• _Exercise_
Write every record out again exactly, and keep images out of it.

>> Start Dataset records

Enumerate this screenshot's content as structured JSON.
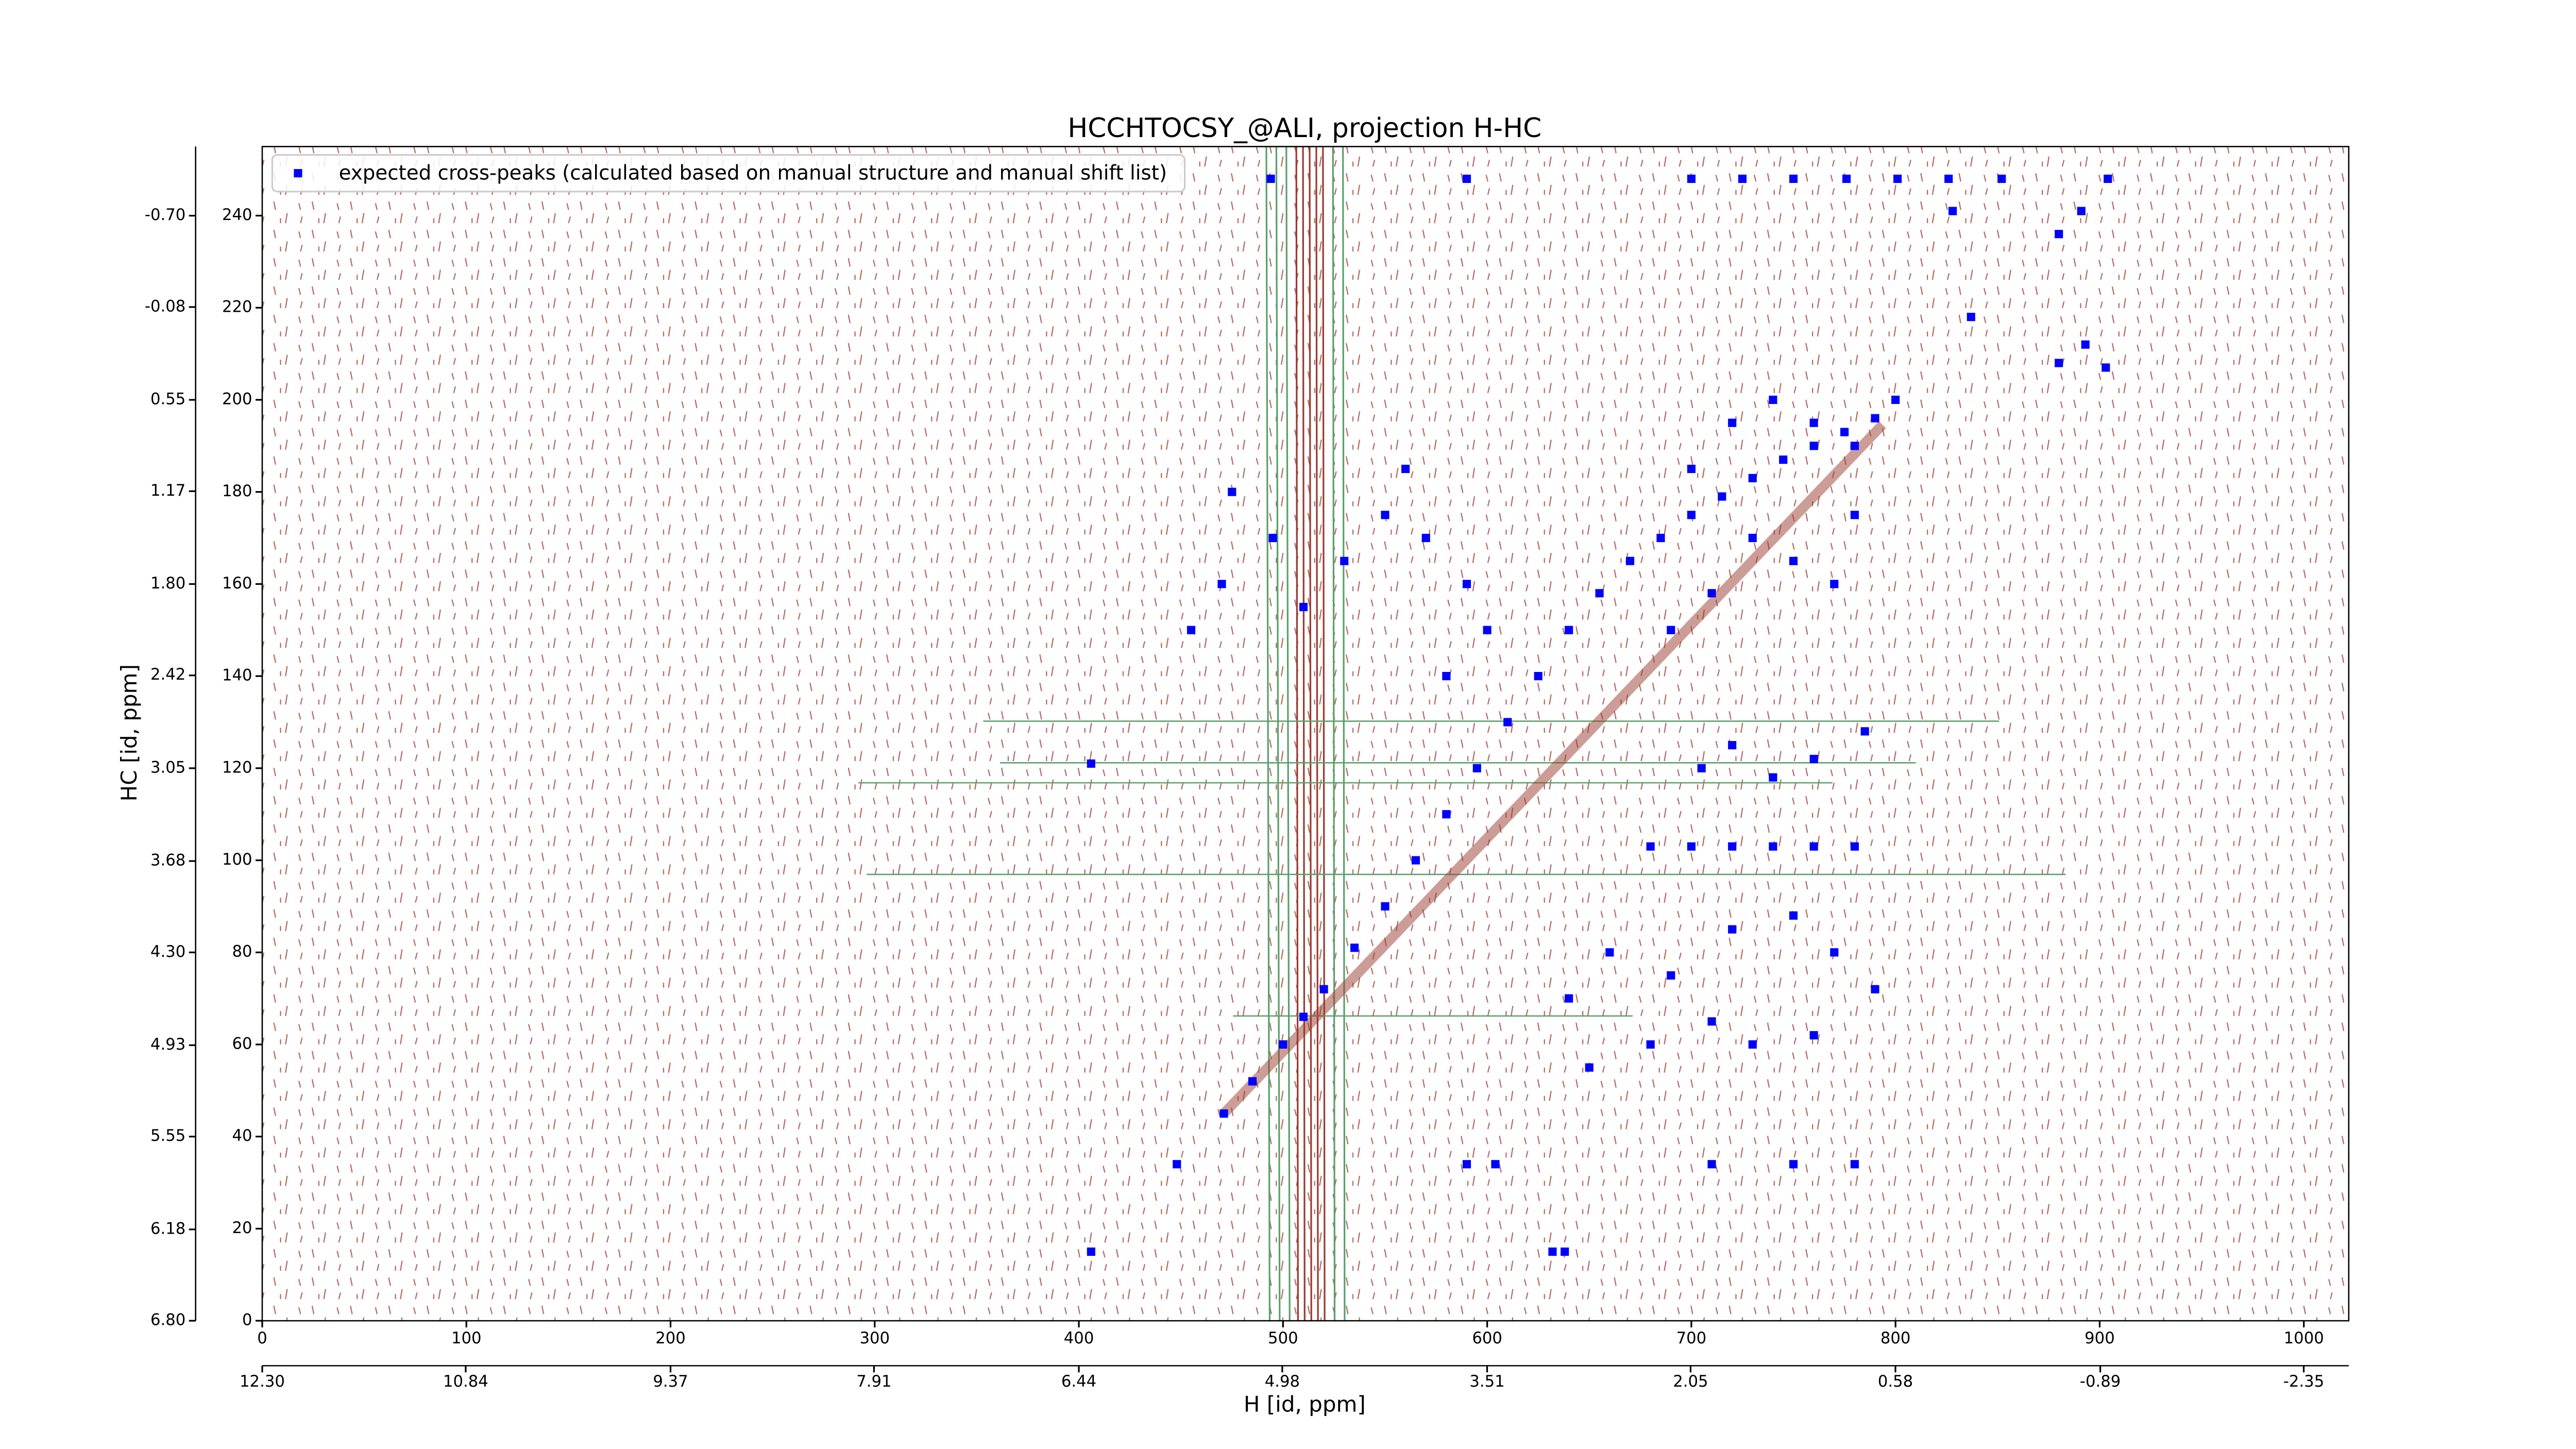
{
  "chart_data": {
    "type": "scatter",
    "title": "HCCHTOCSY_@ALI, projection H-HC",
    "xlabel": "H [id, ppm]",
    "ylabel": "HC [id, ppm]",
    "xlim": [
      0,
      1022
    ],
    "ylim": [
      0,
      255
    ],
    "xticks": [
      0,
      100,
      200,
      300,
      400,
      500,
      600,
      700,
      800,
      900,
      1000
    ],
    "yticks": [
      0,
      20,
      40,
      60,
      80,
      100,
      120,
      140,
      160,
      180,
      200,
      220,
      240
    ],
    "x2lim": [
      12.3,
      -2.673
    ],
    "x2ticks": [
      {
        "value": 12.3,
        "label": "12.30"
      },
      10.84,
      9.37,
      7.91,
      6.44,
      4.98,
      3.51,
      2.05,
      0.58,
      -0.89,
      -2.35
    ],
    "y2lim": [
      6.8,
      -1.169
    ],
    "y2ticks": [
      {
        "value": 6.8,
        "label": "6.80"
      },
      6.18,
      5.55,
      4.93,
      {
        "value": 4.3,
        "label": "4.30"
      },
      3.68,
      3.05,
      2.42,
      {
        "value": 1.8,
        "label": "1.80"
      },
      1.17,
      0.55,
      -0.08,
      {
        "value": -0.7,
        "label": "-0.70"
      }
    ],
    "legend": "upper left",
    "series": [
      {
        "name": "expected cross-peaks (calculated based on manual structure and manual shift list)",
        "color": "#0000ff",
        "marker": "square",
        "x": [
          471,
          485,
          500,
          510,
          520,
          535,
          550,
          565,
          580,
          595,
          610,
          625,
          640,
          655,
          670,
          685,
          700,
          715,
          730,
          745,
          760,
          775,
          790,
          406,
          448,
          406,
          494,
          590,
          700,
          725,
          750,
          776,
          801,
          826,
          852,
          904,
          828,
          880,
          891,
          880,
          893,
          903,
          837,
          560,
          570,
          590,
          600,
          550,
          580,
          530,
          510,
          495,
          475,
          470,
          455,
          640,
          660,
          690,
          720,
          750,
          770,
          790,
          710,
          680,
          650,
          730,
          760,
          680,
          700,
          720,
          740,
          760,
          780,
          705,
          720,
          740,
          760,
          785,
          700,
          720,
          740,
          760,
          780,
          730,
          750,
          770,
          710,
          690,
          780,
          800,
          590,
          604,
          710,
          750,
          780,
          632,
          638
        ],
        "y": [
          45,
          52,
          60,
          66,
          72,
          81,
          90,
          100,
          110,
          120,
          130,
          140,
          150,
          158,
          165,
          170,
          175,
          179,
          183,
          187,
          190,
          193,
          196,
          15,
          34,
          121,
          248,
          248,
          248,
          248,
          248,
          248,
          248,
          248,
          248,
          248,
          241,
          236,
          241,
          208,
          212,
          207,
          218,
          185,
          170,
          160,
          150,
          175,
          140,
          165,
          155,
          170,
          180,
          160,
          150,
          70,
          80,
          75,
          85,
          88,
          80,
          72,
          65,
          60,
          55,
          60,
          62,
          103,
          103,
          103,
          103,
          103,
          103,
          120,
          125,
          118,
          122,
          128,
          185,
          195,
          200,
          195,
          190,
          170,
          165,
          160,
          158,
          150,
          175,
          200,
          34,
          34,
          34,
          34,
          34,
          15,
          15
        ]
      }
    ]
  }
}
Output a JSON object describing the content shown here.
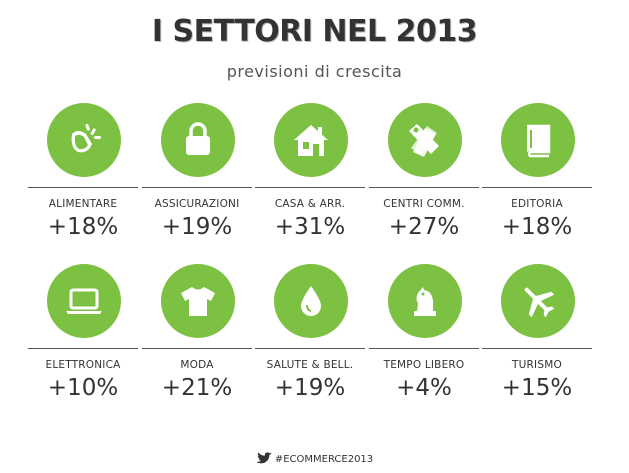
{
  "header": {
    "title": "I SETTORI NEL 2013",
    "subtitle": "previsioni di crescita"
  },
  "colors": {
    "accent": "#7dc142",
    "text": "#333333",
    "rule": "#555555"
  },
  "sectors": [
    {
      "label": "ALIMENTARE",
      "value": "+18%",
      "icon": "food-icon"
    },
    {
      "label": "ASSICURAZIONI",
      "value": "+19%",
      "icon": "lock-icon"
    },
    {
      "label": "CASA & ARR.",
      "value": "+31%",
      "icon": "house-icon"
    },
    {
      "label": "CENTRI COMM.",
      "value": "+27%",
      "icon": "price-tag-icon"
    },
    {
      "label": "EDITORIA",
      "value": "+18%",
      "icon": "book-icon"
    },
    {
      "label": "ELETTRONICA",
      "value": "+10%",
      "icon": "laptop-icon"
    },
    {
      "label": "MODA",
      "value": "+21%",
      "icon": "tshirt-icon"
    },
    {
      "label": "SALUTE & BELL.",
      "value": "+19%",
      "icon": "drop-icon"
    },
    {
      "label": "TEMPO LIBERO",
      "value": "+4%",
      "icon": "chess-knight-icon"
    },
    {
      "label": "TURISMO",
      "value": "+15%",
      "icon": "airplane-icon"
    }
  ],
  "footer": {
    "hashtag": "#ECOMMERCE2013",
    "icon": "twitter-bird-icon"
  }
}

>> End Dataset records

• _Task output_
Enumerate this screenshot's content as structured JSON.
{
  "chart_data": {
    "type": "scatter",
    "title": "HCCHTOCSY_@ALI, projection H-HC",
    "xlabel": "H [id, ppm]",
    "ylabel": "HC [id, ppm]",
    "xlim": [
      0,
      1022
    ],
    "ylim": [
      0,
      255
    ],
    "xticks": [
      0,
      100,
      200,
      300,
      400,
      500,
      600,
      700,
      800,
      900,
      1000
    ],
    "yticks": [
      0,
      20,
      40,
      60,
      80,
      100,
      120,
      140,
      160,
      180,
      200,
      220,
      240
    ],
    "x2lim": [
      12.3,
      -2.673
    ],
    "x2ticks": [
      {
        "value": 12.3,
        "label": "12.30"
      },
      10.84,
      9.37,
      7.91,
      6.44,
      4.98,
      3.51,
      2.05,
      0.58,
      -0.89,
      -2.35
    ],
    "y2lim": [
      6.8,
      -1.169
    ],
    "y2ticks": [
      {
        "value": 6.8,
        "label": "6.80"
      },
      6.18,
      5.55,
      4.93,
      {
        "value": 4.3,
        "label": "4.30"
      },
      3.68,
      3.05,
      2.42,
      {
        "value": 1.8,
        "label": "1.80"
      },
      1.17,
      0.55,
      -0.08,
      {
        "value": -0.7,
        "label": "-0.70"
      }
    ],
    "legend": "upper left",
    "series": [
      {
        "name": "expected cross-peaks (calculated based on manual structure and manual shift list)",
        "color": "#0000ff",
        "marker": "square",
        "x": [
          471,
          485,
          500,
          510,
          520,
          535,
          550,
          565,
          580,
          595,
          610,
          625,
          640,
          655,
          670,
          685,
          700,
          715,
          730,
          745,
          760,
          775,
          790,
          406,
          448,
          406,
          494,
          590,
          700,
          725,
          750,
          776,
          801,
          826,
          852,
          904,
          828,
          880,
          891,
          880,
          893,
          903,
          837,
          560,
          570,
          590,
          600,
          550,
          580,
          530,
          510,
          495,
          475,
          470,
          455,
          640,
          660,
          690,
          720,
          750,
          770,
          790,
          710,
          680,
          650,
          730,
          760,
          680,
          700,
          720,
          740,
          760,
          780,
          705,
          720,
          740,
          760,
          785,
          700,
          720,
          740,
          760,
          780,
          730,
          750,
          770,
          710,
          690,
          780,
          800,
          590,
          604,
          710,
          750,
          780,
          632,
          638
        ],
        "y": [
          45,
          52,
          60,
          66,
          72,
          81,
          90,
          100,
          110,
          120,
          130,
          140,
          150,
          158,
          165,
          170,
          175,
          179,
          183,
          187,
          190,
          193,
          196,
          15,
          34,
          121,
          248,
          248,
          248,
          248,
          248,
          248,
          248,
          248,
          248,
          248,
          241,
          236,
          241,
          208,
          212,
          207,
          218,
          185,
          170,
          160,
          150,
          175,
          140,
          165,
          155,
          170,
          180,
          160,
          150,
          70,
          80,
          75,
          85,
          88,
          80,
          72,
          65,
          60,
          55,
          60,
          62,
          103,
          103,
          103,
          103,
          103,
          103,
          120,
          125,
          118,
          122,
          128,
          185,
          195,
          200,
          195,
          190,
          170,
          165,
          160,
          158,
          150,
          175,
          200,
          34,
          34,
          34,
          34,
          34,
          15,
          15
        ]
      }
    ]
  }
}
Output a JSON object describing the content shown here.
{
  "header": {
    "title": "I SETTORI NEL 2013",
    "subtitle": "previsioni di crescita"
  },
  "colors": {
    "accent": "#7dc142",
    "text": "#333333",
    "rule": "#555555"
  },
  "sectors": [
    {
      "label": "ALIMENTARE",
      "value": "+18%",
      "icon": "food-icon"
    },
    {
      "label": "ASSICURAZIONI",
      "value": "+19%",
      "icon": "lock-icon"
    },
    {
      "label": "CASA & ARR.",
      "value": "+31%",
      "icon": "house-icon"
    },
    {
      "label": "CENTRI COMM.",
      "value": "+27%",
      "icon": "price-tag-icon"
    },
    {
      "label": "EDITORIA",
      "value": "+18%",
      "icon": "book-icon"
    },
    {
      "label": "ELETTRONICA",
      "value": "+10%",
      "icon": "laptop-icon"
    },
    {
      "label": "MODA",
      "value": "+21%",
      "icon": "tshirt-icon"
    },
    {
      "label": "SALUTE & BELL.",
      "value": "+19%",
      "icon": "drop-icon"
    },
    {
      "label": "TEMPO LIBERO",
      "value": "+4%",
      "icon": "chess-knight-icon"
    },
    {
      "label": "TURISMO",
      "value": "+15%",
      "icon": "airplane-icon"
    }
  ],
  "footer": {
    "hashtag": "#ECOMMERCE2013",
    "icon": "twitter-bird-icon"
  }
}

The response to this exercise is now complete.